* begin SOURCE DATA *

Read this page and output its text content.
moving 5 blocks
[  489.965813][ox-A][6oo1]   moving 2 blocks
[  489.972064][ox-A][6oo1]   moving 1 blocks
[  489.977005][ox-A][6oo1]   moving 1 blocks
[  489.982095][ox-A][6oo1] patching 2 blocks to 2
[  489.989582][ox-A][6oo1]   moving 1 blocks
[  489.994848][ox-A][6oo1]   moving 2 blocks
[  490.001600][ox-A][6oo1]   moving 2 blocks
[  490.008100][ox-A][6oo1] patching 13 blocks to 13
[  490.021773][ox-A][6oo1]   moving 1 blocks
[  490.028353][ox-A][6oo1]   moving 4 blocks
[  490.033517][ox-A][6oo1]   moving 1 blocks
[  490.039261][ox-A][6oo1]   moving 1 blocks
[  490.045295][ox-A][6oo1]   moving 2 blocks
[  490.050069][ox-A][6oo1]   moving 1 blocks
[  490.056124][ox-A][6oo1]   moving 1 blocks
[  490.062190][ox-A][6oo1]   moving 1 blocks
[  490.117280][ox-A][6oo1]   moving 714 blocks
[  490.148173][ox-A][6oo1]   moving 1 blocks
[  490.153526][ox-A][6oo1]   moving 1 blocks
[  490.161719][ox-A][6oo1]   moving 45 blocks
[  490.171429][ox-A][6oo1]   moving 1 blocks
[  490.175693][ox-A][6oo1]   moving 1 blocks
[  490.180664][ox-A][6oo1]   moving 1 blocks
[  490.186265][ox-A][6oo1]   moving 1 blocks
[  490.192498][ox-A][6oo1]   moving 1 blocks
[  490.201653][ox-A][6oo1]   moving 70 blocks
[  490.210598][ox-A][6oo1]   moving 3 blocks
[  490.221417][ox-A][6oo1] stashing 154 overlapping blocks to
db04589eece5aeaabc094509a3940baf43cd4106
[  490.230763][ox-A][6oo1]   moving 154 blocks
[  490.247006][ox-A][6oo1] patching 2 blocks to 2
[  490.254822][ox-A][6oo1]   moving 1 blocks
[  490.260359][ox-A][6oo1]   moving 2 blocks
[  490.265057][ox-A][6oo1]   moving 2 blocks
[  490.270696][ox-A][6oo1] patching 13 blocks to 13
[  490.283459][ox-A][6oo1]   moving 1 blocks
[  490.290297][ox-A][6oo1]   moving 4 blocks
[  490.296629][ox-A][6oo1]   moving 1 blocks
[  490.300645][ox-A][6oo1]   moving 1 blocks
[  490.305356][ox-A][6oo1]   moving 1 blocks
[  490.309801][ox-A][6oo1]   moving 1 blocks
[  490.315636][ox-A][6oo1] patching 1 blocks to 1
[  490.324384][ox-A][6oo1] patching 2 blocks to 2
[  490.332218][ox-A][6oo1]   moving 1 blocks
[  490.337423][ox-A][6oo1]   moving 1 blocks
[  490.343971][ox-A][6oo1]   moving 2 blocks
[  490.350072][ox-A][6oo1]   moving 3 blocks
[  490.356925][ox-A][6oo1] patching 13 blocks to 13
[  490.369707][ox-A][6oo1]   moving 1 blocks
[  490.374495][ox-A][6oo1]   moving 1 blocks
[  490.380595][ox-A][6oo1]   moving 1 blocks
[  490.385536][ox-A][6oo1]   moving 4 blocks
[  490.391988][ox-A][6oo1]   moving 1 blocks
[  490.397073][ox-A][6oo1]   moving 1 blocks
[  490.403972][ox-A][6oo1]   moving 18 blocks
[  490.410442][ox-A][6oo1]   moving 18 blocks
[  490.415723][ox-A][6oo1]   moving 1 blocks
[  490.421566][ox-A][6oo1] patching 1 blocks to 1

* end SOURCE DATA *
* begin SOURCE DATA *

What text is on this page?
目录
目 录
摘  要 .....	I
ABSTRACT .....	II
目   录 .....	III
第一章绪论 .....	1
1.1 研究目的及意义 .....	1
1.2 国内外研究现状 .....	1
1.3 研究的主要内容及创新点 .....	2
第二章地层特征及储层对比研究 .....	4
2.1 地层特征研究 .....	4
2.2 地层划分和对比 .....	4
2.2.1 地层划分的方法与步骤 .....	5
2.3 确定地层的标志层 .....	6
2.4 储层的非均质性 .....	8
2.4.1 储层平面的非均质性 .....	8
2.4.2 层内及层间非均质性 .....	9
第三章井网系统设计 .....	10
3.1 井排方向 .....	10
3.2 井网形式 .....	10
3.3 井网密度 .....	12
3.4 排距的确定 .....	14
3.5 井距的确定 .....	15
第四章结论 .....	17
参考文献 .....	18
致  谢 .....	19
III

* end SOURCE DATA *
* begin SOURCE DATA *

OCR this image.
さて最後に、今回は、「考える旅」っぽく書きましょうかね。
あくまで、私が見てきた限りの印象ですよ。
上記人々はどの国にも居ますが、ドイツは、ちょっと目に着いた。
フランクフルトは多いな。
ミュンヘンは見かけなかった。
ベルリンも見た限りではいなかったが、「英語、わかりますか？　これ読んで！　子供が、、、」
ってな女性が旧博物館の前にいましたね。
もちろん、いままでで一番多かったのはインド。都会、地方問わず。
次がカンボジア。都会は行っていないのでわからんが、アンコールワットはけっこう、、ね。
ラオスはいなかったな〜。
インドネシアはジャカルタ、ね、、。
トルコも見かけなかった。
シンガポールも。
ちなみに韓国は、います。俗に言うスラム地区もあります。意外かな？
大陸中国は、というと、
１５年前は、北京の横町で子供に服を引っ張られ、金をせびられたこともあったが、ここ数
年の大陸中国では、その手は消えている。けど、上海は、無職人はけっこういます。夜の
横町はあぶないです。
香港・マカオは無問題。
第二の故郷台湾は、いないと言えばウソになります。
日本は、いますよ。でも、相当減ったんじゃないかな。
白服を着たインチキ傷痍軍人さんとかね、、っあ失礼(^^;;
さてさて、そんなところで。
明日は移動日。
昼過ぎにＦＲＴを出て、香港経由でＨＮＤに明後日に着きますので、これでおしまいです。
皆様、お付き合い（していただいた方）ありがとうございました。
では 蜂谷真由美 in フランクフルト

* end SOURCE DATA *

[YOUR OBJECTIVE] Above are the records; copy every line in them that holds the word "this".

[COMPLETED TASK]
Read this page and output its text content.
What text is on this page?
OCR this image.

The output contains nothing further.